▶ _Exercise requirements_: Within the material below, find each line bearing the word "Buscar" and present it.

▶ _Provided data_:
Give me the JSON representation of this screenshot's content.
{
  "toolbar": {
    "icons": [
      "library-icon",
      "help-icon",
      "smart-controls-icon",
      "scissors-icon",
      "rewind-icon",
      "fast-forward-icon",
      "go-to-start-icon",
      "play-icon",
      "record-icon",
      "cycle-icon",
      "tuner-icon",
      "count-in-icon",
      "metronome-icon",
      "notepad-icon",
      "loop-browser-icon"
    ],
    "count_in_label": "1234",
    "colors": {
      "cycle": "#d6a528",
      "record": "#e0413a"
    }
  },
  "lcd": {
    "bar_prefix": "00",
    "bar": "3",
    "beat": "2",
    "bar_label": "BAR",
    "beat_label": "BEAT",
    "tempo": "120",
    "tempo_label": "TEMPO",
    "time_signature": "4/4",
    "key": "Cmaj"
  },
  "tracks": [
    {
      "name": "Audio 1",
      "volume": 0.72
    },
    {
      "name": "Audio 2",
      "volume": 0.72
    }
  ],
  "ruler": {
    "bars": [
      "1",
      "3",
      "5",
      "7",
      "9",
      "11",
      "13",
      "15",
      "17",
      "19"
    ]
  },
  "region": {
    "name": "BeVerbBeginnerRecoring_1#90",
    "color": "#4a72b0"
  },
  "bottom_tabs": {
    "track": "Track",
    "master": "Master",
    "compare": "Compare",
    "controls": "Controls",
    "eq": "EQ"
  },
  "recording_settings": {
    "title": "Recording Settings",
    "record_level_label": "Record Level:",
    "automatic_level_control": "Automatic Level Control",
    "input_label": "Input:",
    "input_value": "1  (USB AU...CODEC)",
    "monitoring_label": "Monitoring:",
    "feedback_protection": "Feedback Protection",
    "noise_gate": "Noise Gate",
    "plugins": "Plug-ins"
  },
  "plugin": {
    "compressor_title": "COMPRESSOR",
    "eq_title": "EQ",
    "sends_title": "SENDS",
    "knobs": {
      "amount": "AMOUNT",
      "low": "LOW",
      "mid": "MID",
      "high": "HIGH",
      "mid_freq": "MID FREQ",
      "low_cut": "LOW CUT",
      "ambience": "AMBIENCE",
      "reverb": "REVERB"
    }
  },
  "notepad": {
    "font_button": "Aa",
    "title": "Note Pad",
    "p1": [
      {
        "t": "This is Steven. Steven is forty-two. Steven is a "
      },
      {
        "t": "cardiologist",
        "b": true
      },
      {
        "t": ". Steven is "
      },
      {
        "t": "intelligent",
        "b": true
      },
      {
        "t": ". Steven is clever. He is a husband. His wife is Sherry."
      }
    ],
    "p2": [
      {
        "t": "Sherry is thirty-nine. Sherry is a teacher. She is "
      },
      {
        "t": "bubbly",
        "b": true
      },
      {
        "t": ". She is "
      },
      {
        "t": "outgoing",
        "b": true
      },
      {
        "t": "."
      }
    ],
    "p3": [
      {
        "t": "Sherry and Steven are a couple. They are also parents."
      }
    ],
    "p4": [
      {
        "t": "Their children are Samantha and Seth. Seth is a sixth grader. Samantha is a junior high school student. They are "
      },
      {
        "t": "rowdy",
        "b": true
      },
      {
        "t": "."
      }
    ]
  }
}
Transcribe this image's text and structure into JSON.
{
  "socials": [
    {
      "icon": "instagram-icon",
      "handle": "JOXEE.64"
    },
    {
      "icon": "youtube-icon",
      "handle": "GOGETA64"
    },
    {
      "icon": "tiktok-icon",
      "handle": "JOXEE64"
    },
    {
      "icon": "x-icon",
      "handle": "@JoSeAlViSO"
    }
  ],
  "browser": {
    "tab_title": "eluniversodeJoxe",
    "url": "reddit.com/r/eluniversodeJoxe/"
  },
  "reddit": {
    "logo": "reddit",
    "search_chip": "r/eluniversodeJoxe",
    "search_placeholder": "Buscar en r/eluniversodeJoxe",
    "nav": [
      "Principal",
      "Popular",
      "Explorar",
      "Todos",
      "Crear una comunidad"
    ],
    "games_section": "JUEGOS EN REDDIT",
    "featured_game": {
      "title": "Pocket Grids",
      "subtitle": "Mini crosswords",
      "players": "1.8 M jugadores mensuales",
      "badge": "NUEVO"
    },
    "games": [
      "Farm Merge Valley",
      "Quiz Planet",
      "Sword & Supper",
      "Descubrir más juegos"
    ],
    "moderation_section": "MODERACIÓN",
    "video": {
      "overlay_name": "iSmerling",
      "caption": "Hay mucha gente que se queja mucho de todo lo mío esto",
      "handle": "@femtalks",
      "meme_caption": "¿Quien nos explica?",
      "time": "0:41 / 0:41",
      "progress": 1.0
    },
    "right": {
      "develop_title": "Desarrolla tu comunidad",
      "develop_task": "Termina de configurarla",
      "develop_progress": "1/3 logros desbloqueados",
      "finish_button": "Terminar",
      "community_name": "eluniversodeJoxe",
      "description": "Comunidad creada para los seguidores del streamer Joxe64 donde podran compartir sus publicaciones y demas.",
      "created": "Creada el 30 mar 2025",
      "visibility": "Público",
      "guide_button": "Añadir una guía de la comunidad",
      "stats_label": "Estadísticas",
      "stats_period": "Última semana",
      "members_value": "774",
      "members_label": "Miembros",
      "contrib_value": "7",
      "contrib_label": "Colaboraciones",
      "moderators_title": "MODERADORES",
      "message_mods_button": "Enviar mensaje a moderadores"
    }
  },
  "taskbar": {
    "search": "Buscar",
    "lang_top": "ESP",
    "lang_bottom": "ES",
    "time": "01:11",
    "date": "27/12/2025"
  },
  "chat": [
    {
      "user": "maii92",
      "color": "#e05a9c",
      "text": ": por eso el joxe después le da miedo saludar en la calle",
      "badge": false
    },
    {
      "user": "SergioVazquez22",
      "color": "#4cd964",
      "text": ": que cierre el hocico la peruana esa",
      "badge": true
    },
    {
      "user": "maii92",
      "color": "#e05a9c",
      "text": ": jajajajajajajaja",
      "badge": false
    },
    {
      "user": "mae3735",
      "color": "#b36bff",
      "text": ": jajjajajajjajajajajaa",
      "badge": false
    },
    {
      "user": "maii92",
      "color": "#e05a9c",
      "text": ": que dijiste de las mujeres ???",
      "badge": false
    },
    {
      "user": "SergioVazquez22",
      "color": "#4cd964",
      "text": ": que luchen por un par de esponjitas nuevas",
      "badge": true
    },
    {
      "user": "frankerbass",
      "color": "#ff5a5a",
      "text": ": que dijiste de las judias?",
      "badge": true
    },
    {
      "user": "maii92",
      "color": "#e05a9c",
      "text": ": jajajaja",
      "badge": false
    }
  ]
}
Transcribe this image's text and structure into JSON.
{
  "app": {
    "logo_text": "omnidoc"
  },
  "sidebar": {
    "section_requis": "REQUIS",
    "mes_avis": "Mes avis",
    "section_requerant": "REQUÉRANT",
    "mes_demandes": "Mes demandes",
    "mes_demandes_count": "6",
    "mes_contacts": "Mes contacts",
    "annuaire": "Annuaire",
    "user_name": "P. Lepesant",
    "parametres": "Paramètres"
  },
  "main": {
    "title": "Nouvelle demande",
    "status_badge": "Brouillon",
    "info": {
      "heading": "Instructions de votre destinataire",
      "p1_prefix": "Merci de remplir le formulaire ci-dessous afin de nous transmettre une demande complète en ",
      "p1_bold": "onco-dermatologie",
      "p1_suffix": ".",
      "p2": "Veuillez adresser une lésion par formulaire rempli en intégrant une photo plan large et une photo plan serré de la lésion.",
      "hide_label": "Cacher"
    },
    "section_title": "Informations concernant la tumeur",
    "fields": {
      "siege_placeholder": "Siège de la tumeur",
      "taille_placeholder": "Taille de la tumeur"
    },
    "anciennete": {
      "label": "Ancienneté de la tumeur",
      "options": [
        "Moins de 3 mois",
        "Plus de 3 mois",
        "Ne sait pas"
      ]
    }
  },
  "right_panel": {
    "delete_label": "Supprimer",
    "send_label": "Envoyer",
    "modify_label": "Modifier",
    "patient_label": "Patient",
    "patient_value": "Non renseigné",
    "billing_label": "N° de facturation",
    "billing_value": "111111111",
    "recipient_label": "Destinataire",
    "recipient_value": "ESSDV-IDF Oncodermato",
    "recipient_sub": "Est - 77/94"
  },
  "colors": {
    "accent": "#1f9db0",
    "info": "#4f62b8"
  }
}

▶ _Full solution_:
    "search_placeholder": "Buscar en r/eluniversodeJoxe",
    "search": "Buscar",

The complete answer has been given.